Gather all lines with "заутрени" from the records.

===== MATERIAL PROVIDED

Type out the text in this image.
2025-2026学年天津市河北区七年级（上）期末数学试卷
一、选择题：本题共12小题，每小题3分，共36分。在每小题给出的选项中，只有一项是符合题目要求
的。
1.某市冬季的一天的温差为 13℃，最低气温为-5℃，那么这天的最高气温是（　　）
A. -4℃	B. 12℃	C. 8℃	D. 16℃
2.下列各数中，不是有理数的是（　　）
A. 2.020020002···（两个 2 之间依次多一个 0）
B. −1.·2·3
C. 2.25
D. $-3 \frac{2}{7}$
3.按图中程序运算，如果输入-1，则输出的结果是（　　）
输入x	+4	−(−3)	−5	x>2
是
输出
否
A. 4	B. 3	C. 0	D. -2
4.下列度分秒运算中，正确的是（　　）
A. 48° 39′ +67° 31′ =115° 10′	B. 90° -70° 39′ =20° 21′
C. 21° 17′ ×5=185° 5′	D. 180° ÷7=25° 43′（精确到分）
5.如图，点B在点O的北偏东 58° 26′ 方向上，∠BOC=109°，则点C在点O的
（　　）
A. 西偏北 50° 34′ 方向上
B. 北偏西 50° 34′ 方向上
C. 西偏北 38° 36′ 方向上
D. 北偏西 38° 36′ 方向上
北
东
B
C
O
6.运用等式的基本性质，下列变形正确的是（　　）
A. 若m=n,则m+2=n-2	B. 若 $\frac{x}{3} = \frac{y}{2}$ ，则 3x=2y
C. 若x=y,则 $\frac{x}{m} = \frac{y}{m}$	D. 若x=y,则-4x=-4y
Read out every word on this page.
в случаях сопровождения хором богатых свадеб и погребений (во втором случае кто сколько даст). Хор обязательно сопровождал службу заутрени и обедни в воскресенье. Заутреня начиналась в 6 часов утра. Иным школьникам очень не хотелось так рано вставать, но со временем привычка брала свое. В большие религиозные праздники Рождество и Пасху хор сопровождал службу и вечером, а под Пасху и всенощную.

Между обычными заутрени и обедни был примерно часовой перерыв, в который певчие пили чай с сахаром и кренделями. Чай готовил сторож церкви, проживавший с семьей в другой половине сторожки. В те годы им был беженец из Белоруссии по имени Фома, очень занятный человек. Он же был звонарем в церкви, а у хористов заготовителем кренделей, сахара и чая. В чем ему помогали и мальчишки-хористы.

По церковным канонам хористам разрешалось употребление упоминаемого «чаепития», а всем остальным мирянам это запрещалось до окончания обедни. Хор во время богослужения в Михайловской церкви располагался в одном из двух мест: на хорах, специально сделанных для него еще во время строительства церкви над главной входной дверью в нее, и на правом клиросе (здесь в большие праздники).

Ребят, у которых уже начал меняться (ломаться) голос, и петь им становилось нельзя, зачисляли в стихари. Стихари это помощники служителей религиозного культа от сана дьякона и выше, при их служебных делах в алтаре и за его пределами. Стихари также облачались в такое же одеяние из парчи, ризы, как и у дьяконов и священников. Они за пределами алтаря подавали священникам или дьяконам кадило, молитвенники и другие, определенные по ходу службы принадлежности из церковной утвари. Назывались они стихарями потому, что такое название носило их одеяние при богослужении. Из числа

==========

**OUTPUT:**
в случаях сопровождения хором богатых свадеб и погребений (во втором случае кто сколько даст). Хор обязательно сопровождал службу заутрени и обедни в воскресенье. Заутреня начиналась в 6 часов утра. Иным школьникам очень не хотелось так рано вставать, но со временем привычка брала свое. В большие религиозные праздники Рождество и Пасху хор сопровождал службу и вечером, а под Пасху и всенощную.
Между обычными заутрени и обедни был примерно часовой перерыв, в который певчие пили чай с сахаром и кренделями. Чай готовил сторож церкви, проживавший с семьей в другой половине сторожки. В те годы им был беженец из Белоруссии по имени Фома, очень занятный человек. Он же был звонарем в церкви, а у хористов заготовителем кренделей, сахара и чая. В чем ему помогали и мальчишки-хористы.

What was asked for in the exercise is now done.